— Required task —
Reproduce each line of the material exactly, minus any picture.

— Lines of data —
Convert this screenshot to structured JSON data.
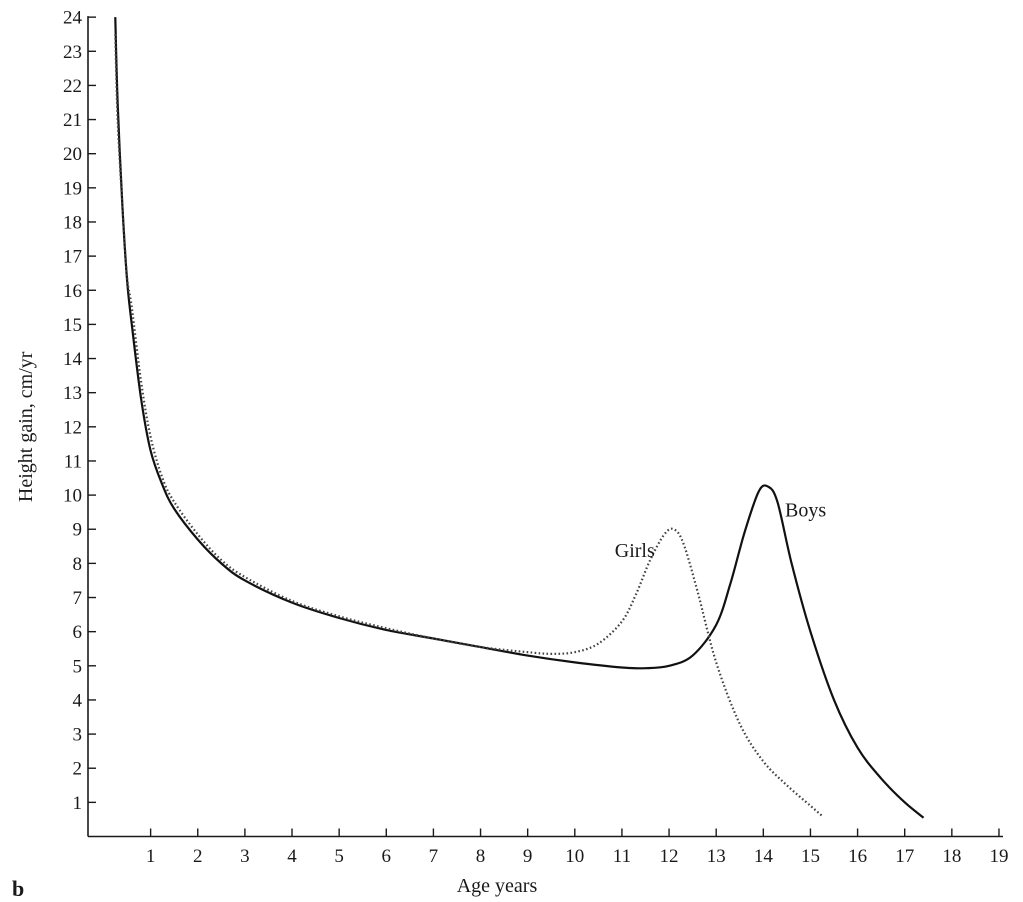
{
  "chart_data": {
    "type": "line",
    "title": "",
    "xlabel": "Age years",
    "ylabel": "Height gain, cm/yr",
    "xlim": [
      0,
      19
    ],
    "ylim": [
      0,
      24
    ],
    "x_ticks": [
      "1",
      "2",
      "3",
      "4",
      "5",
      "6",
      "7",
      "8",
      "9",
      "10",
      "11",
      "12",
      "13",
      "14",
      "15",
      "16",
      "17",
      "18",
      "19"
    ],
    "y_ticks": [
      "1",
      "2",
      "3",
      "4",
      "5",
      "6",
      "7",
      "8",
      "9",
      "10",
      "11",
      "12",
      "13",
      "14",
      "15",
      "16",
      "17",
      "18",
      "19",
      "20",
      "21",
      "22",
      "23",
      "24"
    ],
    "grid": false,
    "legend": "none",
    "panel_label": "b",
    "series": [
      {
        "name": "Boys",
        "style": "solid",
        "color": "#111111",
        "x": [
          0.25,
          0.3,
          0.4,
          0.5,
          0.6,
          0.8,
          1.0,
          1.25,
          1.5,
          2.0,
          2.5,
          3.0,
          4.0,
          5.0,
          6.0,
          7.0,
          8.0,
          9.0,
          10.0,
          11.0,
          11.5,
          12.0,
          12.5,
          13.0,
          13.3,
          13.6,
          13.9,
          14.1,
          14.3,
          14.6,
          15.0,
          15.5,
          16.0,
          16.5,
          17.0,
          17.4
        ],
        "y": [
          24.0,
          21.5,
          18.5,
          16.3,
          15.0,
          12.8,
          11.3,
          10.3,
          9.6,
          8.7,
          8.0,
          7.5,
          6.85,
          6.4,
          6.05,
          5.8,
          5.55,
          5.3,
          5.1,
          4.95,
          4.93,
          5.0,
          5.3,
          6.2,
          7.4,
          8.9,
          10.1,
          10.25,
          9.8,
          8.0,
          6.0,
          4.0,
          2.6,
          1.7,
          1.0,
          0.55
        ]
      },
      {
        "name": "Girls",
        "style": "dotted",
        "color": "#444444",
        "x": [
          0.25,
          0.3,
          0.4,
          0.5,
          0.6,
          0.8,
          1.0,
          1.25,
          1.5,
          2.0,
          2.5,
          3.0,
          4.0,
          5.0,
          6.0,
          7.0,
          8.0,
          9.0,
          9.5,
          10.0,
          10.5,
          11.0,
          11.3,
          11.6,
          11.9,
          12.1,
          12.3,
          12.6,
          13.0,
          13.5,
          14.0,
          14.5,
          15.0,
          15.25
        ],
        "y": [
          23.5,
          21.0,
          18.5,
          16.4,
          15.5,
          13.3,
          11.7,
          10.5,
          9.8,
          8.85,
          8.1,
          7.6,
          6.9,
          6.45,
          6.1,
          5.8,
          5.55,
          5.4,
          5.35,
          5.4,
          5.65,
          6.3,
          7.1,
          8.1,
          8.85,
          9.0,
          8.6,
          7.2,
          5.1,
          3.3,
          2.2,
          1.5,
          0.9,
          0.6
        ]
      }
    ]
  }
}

— Output for this task —
Convert this screenshot to structured JSON data.
{
  "chart_data": {
    "type": "line",
    "title": "",
    "xlabel": "Age years",
    "ylabel": "Height gain, cm/yr",
    "xlim": [
      0,
      19
    ],
    "ylim": [
      0,
      24
    ],
    "x_ticks": [
      "1",
      "2",
      "3",
      "4",
      "5",
      "6",
      "7",
      "8",
      "9",
      "10",
      "11",
      "12",
      "13",
      "14",
      "15",
      "16",
      "17",
      "18",
      "19"
    ],
    "y_ticks": [
      "1",
      "2",
      "3",
      "4",
      "5",
      "6",
      "7",
      "8",
      "9",
      "10",
      "11",
      "12",
      "13",
      "14",
      "15",
      "16",
      "17",
      "18",
      "19",
      "20",
      "21",
      "22",
      "23",
      "24"
    ],
    "grid": false,
    "legend": "none",
    "panel_label": "b",
    "series": [
      {
        "name": "Boys",
        "style": "solid",
        "color": "#111111",
        "x": [
          0.25,
          0.3,
          0.4,
          0.5,
          0.6,
          0.8,
          1.0,
          1.25,
          1.5,
          2.0,
          2.5,
          3.0,
          4.0,
          5.0,
          6.0,
          7.0,
          8.0,
          9.0,
          10.0,
          11.0,
          11.5,
          12.0,
          12.5,
          13.0,
          13.3,
          13.6,
          13.9,
          14.1,
          14.3,
          14.6,
          15.0,
          15.5,
          16.0,
          16.5,
          17.0,
          17.4
        ],
        "y": [
          24.0,
          21.5,
          18.5,
          16.3,
          15.0,
          12.8,
          11.3,
          10.3,
          9.6,
          8.7,
          8.0,
          7.5,
          6.85,
          6.4,
          6.05,
          5.8,
          5.55,
          5.3,
          5.1,
          4.95,
          4.93,
          5.0,
          5.3,
          6.2,
          7.4,
          8.9,
          10.1,
          10.25,
          9.8,
          8.0,
          6.0,
          4.0,
          2.6,
          1.7,
          1.0,
          0.55
        ]
      },
      {
        "name": "Girls",
        "style": "dotted",
        "color": "#444444",
        "x": [
          0.25,
          0.3,
          0.4,
          0.5,
          0.6,
          0.8,
          1.0,
          1.25,
          1.5,
          2.0,
          2.5,
          3.0,
          4.0,
          5.0,
          6.0,
          7.0,
          8.0,
          9.0,
          9.5,
          10.0,
          10.5,
          11.0,
          11.3,
          11.6,
          11.9,
          12.1,
          12.3,
          12.6,
          13.0,
          13.5,
          14.0,
          14.5,
          15.0,
          15.25
        ],
        "y": [
          23.5,
          21.0,
          18.5,
          16.4,
          15.5,
          13.3,
          11.7,
          10.5,
          9.8,
          8.85,
          8.1,
          7.6,
          6.9,
          6.45,
          6.1,
          5.8,
          5.55,
          5.4,
          5.35,
          5.4,
          5.65,
          6.3,
          7.1,
          8.1,
          8.85,
          9.0,
          8.6,
          7.2,
          5.1,
          3.3,
          2.2,
          1.5,
          0.9,
          0.6
        ]
      }
    ]
  }
}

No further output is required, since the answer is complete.